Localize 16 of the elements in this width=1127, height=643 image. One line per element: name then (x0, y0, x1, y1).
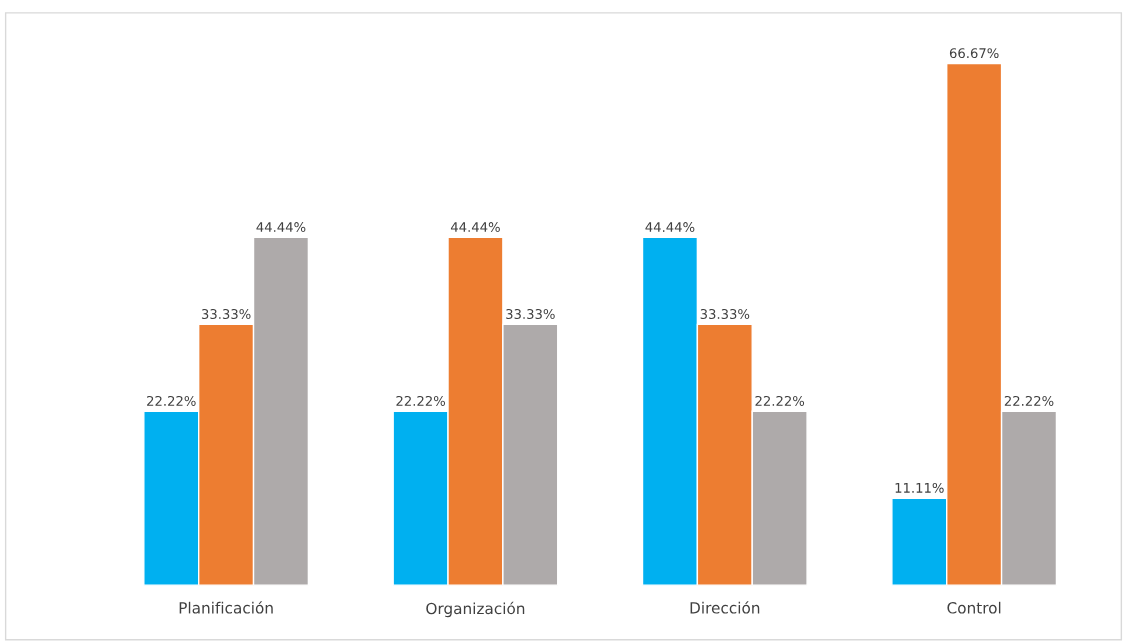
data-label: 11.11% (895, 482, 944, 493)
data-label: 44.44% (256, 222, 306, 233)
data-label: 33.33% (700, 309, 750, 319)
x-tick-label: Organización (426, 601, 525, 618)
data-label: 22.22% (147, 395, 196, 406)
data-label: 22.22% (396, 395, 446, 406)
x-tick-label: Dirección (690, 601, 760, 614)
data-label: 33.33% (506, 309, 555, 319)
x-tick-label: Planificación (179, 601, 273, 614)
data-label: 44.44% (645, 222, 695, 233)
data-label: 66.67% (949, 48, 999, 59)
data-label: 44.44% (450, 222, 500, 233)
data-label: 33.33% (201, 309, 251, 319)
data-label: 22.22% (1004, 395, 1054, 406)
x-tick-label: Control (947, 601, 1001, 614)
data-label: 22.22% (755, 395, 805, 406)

****************************************

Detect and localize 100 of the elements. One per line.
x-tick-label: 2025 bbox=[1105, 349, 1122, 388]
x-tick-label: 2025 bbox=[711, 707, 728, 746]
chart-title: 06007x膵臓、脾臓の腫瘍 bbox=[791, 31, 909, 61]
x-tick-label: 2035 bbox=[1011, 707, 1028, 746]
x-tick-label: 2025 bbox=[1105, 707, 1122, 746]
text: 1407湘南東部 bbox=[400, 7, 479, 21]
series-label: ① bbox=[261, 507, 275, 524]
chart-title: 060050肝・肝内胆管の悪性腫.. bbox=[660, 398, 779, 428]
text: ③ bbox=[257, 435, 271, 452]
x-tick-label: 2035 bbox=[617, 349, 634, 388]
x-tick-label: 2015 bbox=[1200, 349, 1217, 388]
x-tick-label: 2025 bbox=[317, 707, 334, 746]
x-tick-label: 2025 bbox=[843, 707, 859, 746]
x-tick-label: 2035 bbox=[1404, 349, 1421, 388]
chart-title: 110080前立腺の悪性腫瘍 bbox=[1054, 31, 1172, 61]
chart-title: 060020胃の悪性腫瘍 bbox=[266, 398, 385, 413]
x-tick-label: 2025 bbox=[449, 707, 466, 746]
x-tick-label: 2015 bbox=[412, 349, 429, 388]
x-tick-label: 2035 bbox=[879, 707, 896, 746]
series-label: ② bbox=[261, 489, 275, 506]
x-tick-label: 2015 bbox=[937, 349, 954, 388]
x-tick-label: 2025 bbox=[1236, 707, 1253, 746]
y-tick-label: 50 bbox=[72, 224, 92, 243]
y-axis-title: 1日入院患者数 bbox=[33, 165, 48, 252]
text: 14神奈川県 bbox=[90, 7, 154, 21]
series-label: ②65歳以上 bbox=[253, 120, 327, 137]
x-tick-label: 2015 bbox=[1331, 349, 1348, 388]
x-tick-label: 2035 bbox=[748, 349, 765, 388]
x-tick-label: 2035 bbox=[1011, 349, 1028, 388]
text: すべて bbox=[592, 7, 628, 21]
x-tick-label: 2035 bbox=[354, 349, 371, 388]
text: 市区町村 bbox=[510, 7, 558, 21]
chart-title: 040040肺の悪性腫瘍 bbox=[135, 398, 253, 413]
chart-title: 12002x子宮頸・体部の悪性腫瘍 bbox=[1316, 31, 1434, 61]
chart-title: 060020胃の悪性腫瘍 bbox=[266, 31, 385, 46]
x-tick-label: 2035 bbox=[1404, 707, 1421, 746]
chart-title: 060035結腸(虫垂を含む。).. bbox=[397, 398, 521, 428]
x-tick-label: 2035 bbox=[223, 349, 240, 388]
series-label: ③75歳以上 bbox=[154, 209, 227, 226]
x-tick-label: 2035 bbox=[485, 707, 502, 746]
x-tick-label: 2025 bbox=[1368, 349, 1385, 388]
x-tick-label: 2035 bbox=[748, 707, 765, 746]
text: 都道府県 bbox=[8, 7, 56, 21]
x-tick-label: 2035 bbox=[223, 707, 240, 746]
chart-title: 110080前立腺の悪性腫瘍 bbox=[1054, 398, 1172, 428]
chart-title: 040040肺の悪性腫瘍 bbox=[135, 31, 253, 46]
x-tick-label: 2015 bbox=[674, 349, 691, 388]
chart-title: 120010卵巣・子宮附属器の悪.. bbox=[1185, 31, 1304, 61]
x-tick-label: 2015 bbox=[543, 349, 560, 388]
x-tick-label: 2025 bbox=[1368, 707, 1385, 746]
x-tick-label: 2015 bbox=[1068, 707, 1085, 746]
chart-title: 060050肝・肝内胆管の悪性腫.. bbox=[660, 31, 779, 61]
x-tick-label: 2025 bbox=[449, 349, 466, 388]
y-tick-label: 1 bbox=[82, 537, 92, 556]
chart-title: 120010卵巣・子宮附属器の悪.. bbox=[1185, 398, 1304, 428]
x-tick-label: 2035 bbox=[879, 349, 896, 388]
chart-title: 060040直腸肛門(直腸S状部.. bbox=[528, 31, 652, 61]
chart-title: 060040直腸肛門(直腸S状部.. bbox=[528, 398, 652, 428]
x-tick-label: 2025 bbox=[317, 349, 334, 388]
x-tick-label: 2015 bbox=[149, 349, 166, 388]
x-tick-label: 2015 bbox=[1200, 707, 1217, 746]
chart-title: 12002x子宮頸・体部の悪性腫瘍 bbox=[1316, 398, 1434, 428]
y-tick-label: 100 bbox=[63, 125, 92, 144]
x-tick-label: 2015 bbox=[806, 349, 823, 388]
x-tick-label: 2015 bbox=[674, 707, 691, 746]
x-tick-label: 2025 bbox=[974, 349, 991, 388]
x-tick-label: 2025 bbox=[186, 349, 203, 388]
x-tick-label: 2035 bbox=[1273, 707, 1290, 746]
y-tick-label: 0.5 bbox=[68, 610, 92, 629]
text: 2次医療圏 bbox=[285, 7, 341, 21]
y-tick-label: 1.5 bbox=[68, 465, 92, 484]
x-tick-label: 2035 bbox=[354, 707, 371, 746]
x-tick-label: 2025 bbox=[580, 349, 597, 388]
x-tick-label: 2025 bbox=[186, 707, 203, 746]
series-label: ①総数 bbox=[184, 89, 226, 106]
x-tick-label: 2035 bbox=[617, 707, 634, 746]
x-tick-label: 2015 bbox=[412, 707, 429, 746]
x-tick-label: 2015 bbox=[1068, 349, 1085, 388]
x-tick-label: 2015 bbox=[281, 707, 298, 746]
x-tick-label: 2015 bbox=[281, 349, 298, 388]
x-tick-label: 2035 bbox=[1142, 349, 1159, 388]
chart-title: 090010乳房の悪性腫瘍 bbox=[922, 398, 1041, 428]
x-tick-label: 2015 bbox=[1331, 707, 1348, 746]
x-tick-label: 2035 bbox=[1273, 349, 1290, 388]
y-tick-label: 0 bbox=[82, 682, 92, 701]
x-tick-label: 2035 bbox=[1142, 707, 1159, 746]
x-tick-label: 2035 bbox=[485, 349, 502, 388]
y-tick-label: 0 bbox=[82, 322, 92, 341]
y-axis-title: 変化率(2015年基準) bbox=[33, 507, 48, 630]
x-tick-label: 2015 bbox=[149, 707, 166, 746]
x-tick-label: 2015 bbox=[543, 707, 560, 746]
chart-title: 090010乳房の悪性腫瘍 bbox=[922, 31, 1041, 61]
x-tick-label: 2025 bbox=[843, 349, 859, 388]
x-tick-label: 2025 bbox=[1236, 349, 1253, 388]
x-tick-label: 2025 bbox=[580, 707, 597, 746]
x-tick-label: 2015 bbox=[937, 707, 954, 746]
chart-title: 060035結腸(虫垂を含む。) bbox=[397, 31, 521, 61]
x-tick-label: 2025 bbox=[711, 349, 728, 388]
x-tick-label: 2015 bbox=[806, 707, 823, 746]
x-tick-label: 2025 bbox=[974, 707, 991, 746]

****************************************

## What the task requires
Reproduce verbatim the stretch of the material above from the line containing "Localize 16 of" through the line containing "data-label: 44.44% (450, 222, 500, 233)". Leave the pictures out.

## Written response
Localize 16 of the elements in this width=1127, height=643 image. One line per element: name then (x0, y0, x1, y1).
data-label: 11.11% (895, 482, 944, 493)
data-label: 44.44% (256, 222, 306, 233)
data-label: 33.33% (700, 309, 750, 319)
x-tick-label: Organización (426, 601, 525, 618)
data-label: 22.22% (147, 395, 196, 406)
data-label: 22.22% (396, 395, 446, 406)
x-tick-label: Dirección (690, 601, 760, 614)
data-label: 33.33% (506, 309, 555, 319)
x-tick-label: Planificación (179, 601, 273, 614)
data-label: 44.44% (645, 222, 695, 233)
data-label: 66.67% (949, 48, 999, 59)
data-label: 44.44% (450, 222, 500, 233)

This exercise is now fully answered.